**** MATERIAL SUPPLIED

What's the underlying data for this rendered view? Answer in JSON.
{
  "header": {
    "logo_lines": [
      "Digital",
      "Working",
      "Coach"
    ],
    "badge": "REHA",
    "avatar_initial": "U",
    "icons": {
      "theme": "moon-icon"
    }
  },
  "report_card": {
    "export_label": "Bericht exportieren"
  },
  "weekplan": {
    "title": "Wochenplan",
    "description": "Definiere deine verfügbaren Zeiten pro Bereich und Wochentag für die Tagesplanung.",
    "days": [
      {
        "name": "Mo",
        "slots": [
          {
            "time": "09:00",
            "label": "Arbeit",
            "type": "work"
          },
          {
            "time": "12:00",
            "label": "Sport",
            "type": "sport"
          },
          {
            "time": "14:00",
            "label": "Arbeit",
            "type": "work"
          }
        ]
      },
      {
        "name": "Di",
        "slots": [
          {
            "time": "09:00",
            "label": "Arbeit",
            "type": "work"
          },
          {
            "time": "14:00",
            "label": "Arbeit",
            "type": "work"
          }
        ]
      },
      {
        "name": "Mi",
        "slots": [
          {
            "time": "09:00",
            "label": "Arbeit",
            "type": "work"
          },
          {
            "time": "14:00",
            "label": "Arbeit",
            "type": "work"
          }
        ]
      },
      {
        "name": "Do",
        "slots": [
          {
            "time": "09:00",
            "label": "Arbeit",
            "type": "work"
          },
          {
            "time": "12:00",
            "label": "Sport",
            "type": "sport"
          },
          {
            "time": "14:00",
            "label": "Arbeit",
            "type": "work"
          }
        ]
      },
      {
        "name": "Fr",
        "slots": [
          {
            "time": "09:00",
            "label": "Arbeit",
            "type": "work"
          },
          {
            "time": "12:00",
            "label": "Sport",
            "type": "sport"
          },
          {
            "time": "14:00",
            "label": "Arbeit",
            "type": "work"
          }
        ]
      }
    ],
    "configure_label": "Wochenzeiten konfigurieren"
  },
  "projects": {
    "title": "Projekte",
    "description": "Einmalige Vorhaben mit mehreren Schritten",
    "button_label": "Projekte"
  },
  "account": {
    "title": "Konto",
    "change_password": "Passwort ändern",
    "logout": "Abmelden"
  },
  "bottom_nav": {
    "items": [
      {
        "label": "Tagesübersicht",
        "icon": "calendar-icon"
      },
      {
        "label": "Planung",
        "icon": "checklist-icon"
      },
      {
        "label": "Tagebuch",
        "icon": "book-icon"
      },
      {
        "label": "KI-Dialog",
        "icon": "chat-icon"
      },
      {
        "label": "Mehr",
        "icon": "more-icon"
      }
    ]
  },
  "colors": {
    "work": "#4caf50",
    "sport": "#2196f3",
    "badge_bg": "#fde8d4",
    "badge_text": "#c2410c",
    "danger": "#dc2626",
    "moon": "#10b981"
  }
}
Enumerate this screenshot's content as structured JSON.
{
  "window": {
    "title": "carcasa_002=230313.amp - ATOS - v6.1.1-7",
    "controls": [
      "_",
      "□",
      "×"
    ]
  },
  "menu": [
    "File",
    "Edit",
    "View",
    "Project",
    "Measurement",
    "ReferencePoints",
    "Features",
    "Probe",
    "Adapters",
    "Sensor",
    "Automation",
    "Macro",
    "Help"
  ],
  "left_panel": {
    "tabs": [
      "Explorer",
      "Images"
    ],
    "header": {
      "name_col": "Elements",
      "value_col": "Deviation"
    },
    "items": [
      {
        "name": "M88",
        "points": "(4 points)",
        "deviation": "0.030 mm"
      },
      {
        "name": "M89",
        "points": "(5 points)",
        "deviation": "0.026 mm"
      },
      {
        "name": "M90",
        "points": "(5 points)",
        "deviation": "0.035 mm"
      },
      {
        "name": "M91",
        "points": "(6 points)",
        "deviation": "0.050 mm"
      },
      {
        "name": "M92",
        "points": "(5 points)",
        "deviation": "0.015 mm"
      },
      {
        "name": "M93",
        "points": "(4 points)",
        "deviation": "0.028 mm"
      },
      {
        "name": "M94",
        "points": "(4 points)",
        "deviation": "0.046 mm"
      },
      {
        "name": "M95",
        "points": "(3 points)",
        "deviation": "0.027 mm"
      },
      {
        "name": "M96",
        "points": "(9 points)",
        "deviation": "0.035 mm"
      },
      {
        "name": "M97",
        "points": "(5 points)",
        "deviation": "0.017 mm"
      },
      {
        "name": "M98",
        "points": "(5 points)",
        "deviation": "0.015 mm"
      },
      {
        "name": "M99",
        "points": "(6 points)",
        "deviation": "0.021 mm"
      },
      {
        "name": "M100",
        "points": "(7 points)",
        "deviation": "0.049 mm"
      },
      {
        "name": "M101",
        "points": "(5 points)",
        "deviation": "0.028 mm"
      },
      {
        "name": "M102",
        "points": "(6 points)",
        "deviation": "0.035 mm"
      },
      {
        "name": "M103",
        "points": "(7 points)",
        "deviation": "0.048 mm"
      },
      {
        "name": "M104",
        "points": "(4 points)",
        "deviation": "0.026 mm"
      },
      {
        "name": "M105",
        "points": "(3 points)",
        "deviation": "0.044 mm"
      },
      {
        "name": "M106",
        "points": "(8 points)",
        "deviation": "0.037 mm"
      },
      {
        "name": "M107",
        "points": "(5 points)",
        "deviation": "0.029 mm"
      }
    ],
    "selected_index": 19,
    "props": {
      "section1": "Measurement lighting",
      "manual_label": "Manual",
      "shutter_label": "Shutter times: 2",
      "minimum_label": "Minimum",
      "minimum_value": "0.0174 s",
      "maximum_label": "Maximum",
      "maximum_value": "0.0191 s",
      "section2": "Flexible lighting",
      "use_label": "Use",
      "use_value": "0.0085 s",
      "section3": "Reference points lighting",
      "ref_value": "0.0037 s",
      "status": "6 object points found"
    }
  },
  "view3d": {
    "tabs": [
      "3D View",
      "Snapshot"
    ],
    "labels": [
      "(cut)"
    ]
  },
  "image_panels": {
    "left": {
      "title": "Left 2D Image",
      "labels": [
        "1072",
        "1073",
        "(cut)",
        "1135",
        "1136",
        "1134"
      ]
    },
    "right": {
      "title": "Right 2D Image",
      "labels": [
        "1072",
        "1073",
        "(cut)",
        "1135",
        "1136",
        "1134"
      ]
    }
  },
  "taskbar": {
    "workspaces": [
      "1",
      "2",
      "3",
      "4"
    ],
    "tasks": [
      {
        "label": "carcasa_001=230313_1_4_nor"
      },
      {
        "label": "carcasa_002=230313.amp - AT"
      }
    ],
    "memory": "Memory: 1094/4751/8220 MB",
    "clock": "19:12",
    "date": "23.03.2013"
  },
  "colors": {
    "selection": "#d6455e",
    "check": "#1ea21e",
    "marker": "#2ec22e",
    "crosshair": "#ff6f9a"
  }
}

********

EXERCISE BRIEF: Find every line with the word "title" and state how many there are, with no other words.

RESPONSE: 6